→ **SHORT EXERCISE**: Pictures stay out; everything else in the records below is copied exactly.

→ **RECORDS SHOWN**:

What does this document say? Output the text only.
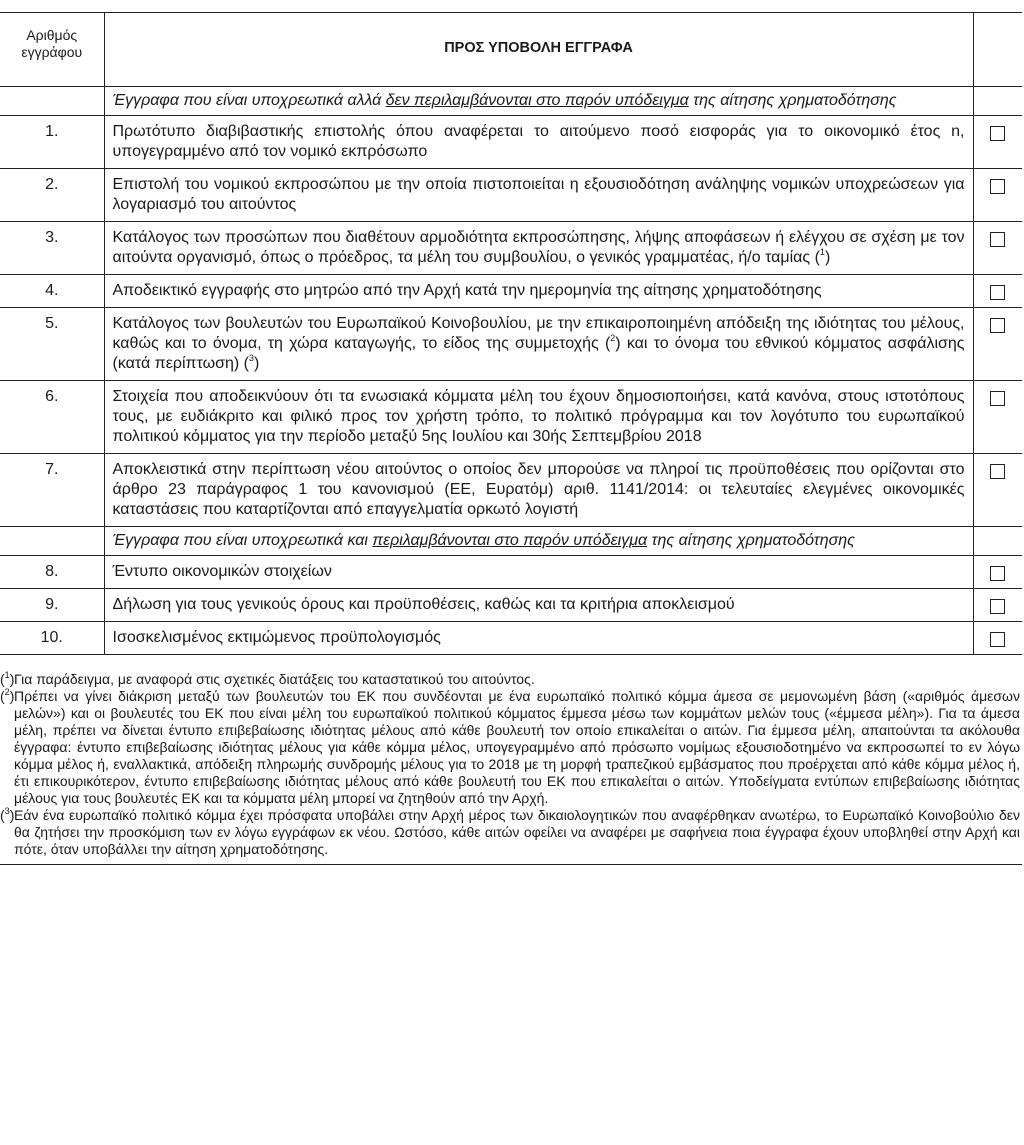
Αριθμός εγγράφου	ΠΡΟΣ ΥΠΟΒΟΛΗ ΕΓΓΡΑΦΑ	
	Έγγραφα που είναι υποχρεωτικά αλλά δεν περιλαμβάνονται στο παρόν υπόδειγμα της αίτησης χρηματοδότησης	
1.	Πρωτότυπο διαβιβαστικής επιστολής όπου αναφέρεται το αιτούμενο ποσό εισφοράς για το οικονομικό έτος n, υπογεγραμμένο από τον νομικό εκπρόσωπο	

2.	Επιστολή του νομικού εκπροσώπου με την οποία πιστοποιείται η εξουσιοδότηση ανάληψης νομικών υποχρεώσεων για λογαριασμό του αιτούντος	

3.	Κατάλογος των προσώπων που διαθέτουν αρμοδιότητα εκπροσώπησης, λήψης αποφάσεων ή ελέγχου σε σχέση με τον αιτούντα οργανισμό, όπως ο πρόεδρος, τα μέλη του συμβουλίου, ο γενικός γραμματέας, ή/ο ταμίας ($^1$)	

4.	Αποδεικτικό εγγραφής στο μητρώο από την Αρχή κατά την ημερομηνία της αίτησης χρηματοδότησης	

5.	Κατάλογος των βουλευτών του Ευρωπαϊκού Κοινοβουλίου, με την επικαιροποιημένη απόδειξη της ιδιότητας του μέλους, καθώς και το όνομα, τη χώρα καταγωγής, το είδος της συμμετοχής ($^2$) και το όνομα του εθνικού κόμματος ασφάλισης (κατά περίπτωση) ($^3$)	

6.	Στοιχεία που αποδεικνύουν ότι τα ενωσιακά κόμματα μέλη του έχουν δημοσιοποιήσει, κατά κανόνα, στους ιστοτόπους τους, με ευδιάκριτο και φιλικό προς τον χρήστη τρόπο, το πολιτικό πρόγραμμα και τον λογότυπο του ευρωπαϊκού πολιτικού κόμματος για την περίοδο μεταξύ 5ης Ιουλίου και 30ής Σεπτεμβρίου 2018	

7.	Αποκλειστικά στην περίπτωση νέου αιτούντος ο οποίος δεν μπορούσε να πληροί τις προϋποθέσεις που ορίζονται στο άρθρο 23 παράγραφος 1 του κανονισμού (ΕΕ, Ευρατόμ) αριθ. 1141/2014: οι τελευταίες ελεγμένες οικονομικές καταστάσεις που καταρτίζονται από επαγγελματία ορκωτό λογιστή	

	Έγγραφα που είναι υποχρεωτικά και περιλαμβάνονται στο παρόν υπόδειγμα της αίτησης χρηματοδότησης	
8.	Έντυπο οικονομικών στοιχείων	

9.	Δήλωση για τους γενικούς όρους και προϋποθέσεις, καθώς και τα κριτήρια αποκλεισμού	

10.	Ισοσκελισμένος εκτιμώμενος προϋπολογισμός	
($^1$) Για παράδειγμα, με αναφορά στις σχετικές διατάξεις του καταστατικού του αιτούντος.
($^2$) Πρέπει να γίνει διάκριση μεταξύ των βουλευτών του ΕΚ που συνδέονται με ένα ευρωπαϊκό πολιτικό κόμμα άμεσα σε μεμονωμένη βάση («αριθμός άμεσων μελών») και οι βουλευτές του ΕΚ που είναι μέλη του ευρωπαϊκού πολιτικού κόμματος έμμεσα μέσω των κομμάτων μελών τους («έμμεσα μέλη»). Για τα άμεσα μέλη, πρέπει να δίνεται έντυπο επιβεβαίωσης ιδιότητας μέλους από κάθε βουλευτή τον οποίο επικαλείται ο αιτών. Για έμμεσα μέλη, απαιτούνται τα ακόλουθα έγγραφα: έντυπο επιβεβαίωσης ιδιότητας μέλους για κάθε κόμμα μέλος, υπογεγραμμένο από πρόσωπο νομίμως εξουσιοδοτημένο να εκπροσωπεί το εν λόγω κόμμα μέλος ή, εναλλακτικά, απόδειξη πληρωμής συνδρομής μέλους για το 2018 με τη μορφή τραπεζικού εμβάσματος που προέρχεται από κάθε κόμμα μέλος ή, έτι επικουρικότερον, έντυπο επιβεβαίωσης ιδιότητας μέλους από κάθε βουλευτή του ΕΚ που επικαλείται ο αιτών. Υποδείγματα εντύπων επιβεβαίωσης ιδιότητας μέλους για τους βουλευτές ΕΚ και τα κόμματα μέλη μπορεί να ζητηθούν από την Αρχή.
($^3$) Εάν ένα ευρωπαϊκό πολιτικό κόμμα έχει πρόσφατα υποβάλει στην Αρχή μέρος των δικαιολογητικών που αναφέρθηκαν ανωτέρω, το Ευρωπαϊκό Κοινοβούλιο δεν θα ζητήσει την προσκόμιση των εν λόγω εγγράφων εκ νέου. Ωστόσο, κάθε αιτών οφείλει να αναφέρει με σαφήνεια ποια έγγραφα έχουν υποβληθεί στην Αρχή και πότε, όταν υποβάλλει την αίτηση χρηματοδότησης.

→ **EXERCISE RESULT**:
What does this document say? Output the text only.
Αριθμός εγγράφου	ΠΡΟΣ ΥΠΟΒΟΛΗ ΕΓΓΡΑΦΑ	
	Έγγραφα που είναι υποχρεωτικά αλλά δεν περιλαμβάνονται στο παρόν υπόδειγμα της αίτησης χρηματοδότησης	
1.	Πρωτότυπο διαβιβαστικής επιστολής όπου αναφέρεται το αιτούμενο ποσό εισφοράς για το οικονομικό έτος n, υπογεγραμμένο από τον νομικό εκπρόσωπο	

2.	Επιστολή του νομικού εκπροσώπου με την οποία πιστοποιείται η εξουσιοδότηση ανάληψης νομικών υποχρεώσεων για λογαριασμό του αιτούντος	

3.	Κατάλογος των προσώπων που διαθέτουν αρμοδιότητα εκπροσώπησης, λήψης αποφάσεων ή ελέγχου σε σχέση με τον αιτούντα οργανισμό, όπως ο πρόεδρος, τα μέλη του συμβουλίου, ο γενικός γραμματέας, ή/ο ταμίας ($^1$)	

4.	Αποδεικτικό εγγραφής στο μητρώο από την Αρχή κατά την ημερομηνία της αίτησης χρηματοδότησης	

5.	Κατάλογος των βουλευτών του Ευρωπαϊκού Κοινοβουλίου, με την επικαιροποιημένη απόδειξη της ιδιότητας του μέλους, καθώς και το όνομα, τη χώρα καταγωγής, το είδος της συμμετοχής ($^2$) και το όνομα του εθνικού κόμματος ασφάλισης (κατά περίπτωση) ($^3$)	

6.	Στοιχεία που αποδεικνύουν ότι τα ενωσιακά κόμματα μέλη του έχουν δημοσιοποιήσει, κατά κανόνα, στους ιστοτόπους τους, με ευδιάκριτο και φιλικό προς τον χρήστη τρόπο, το πολιτικό πρόγραμμα και τον λογότυπο του ευρωπαϊκού πολιτικού κόμματος για την περίοδο μεταξύ 5ης Ιουλίου και 30ής Σεπτεμβρίου 2018	

7.	Αποκλειστικά στην περίπτωση νέου αιτούντος ο οποίος δεν μπορούσε να πληροί τις προϋποθέσεις που ορίζονται στο άρθρο 23 παράγραφος 1 του κανονισμού (ΕΕ, Ευρατόμ) αριθ. 1141/2014: οι τελευταίες ελεγμένες οικονομικές καταστάσεις που καταρτίζονται από επαγγελματία ορκωτό λογιστή	

	Έγγραφα που είναι υποχρεωτικά και περιλαμβάνονται στο παρόν υπόδειγμα της αίτησης χρηματοδότησης	
8.	Έντυπο οικονομικών στοιχείων	

9.	Δήλωση για τους γενικούς όρους και προϋποθέσεις, καθώς και τα κριτήρια αποκλεισμού	

10.	Ισοσκελισμένος εκτιμώμενος προϋπολογισμός	
($^1$) Για παράδειγμα, με αναφορά στις σχετικές διατάξεις του καταστατικού του αιτούντος.
($^2$) Πρέπει να γίνει διάκριση μεταξύ των βουλευτών του ΕΚ που συνδέονται με ένα ευρωπαϊκό πολιτικό κόμμα άμεσα σε μεμονωμένη βάση («αριθμός άμεσων μελών») και οι βουλευτές του ΕΚ που είναι μέλη του ευρωπαϊκού πολιτικού κόμματος έμμεσα μέσω των κομμάτων μελών τους («έμμεσα μέλη»). Για τα άμεσα μέλη, πρέπει να δίνεται έντυπο επιβεβαίωσης ιδιότητας μέλους από κάθε βουλευτή τον οποίο επικαλείται ο αιτών. Για έμμεσα μέλη, απαιτούνται τα ακόλουθα έγγραφα: έντυπο επιβεβαίωσης ιδιότητας μέλους για κάθε κόμμα μέλος, υπογεγραμμένο από πρόσωπο νομίμως εξουσιοδοτημένο να εκπροσωπεί το εν λόγω κόμμα μέλος ή, εναλλακτικά, απόδειξη πληρωμής συνδρομής μέλους για το 2018 με τη μορφή τραπεζικού εμβάσματος που προέρχεται από κάθε κόμμα μέλος ή, έτι επικουρικότερον, έντυπο επιβεβαίωσης ιδιότητας μέλους από κάθε βουλευτή του ΕΚ που επικαλείται ο αιτών. Υποδείγματα εντύπων επιβεβαίωσης ιδιότητας μέλους για τους βουλευτές ΕΚ και τα κόμματα μέλη μπορεί να ζητηθούν από την Αρχή.
($^3$) Εάν ένα ευρωπαϊκό πολιτικό κόμμα έχει πρόσφατα υποβάλει στην Αρχή μέρος των δικαιολογητικών που αναφέρθηκαν ανωτέρω, το Ευρωπαϊκό Κοινοβούλιο δεν θα ζητήσει την προσκόμιση των εν λόγω εγγράφων εκ νέου. Ωστόσο, κάθε αιτών οφείλει να αναφέρει με σαφήνεια ποια έγγραφα έχουν υποβληθεί στην Αρχή και πότε, όταν υποβάλλει την αίτηση χρηματοδότησης.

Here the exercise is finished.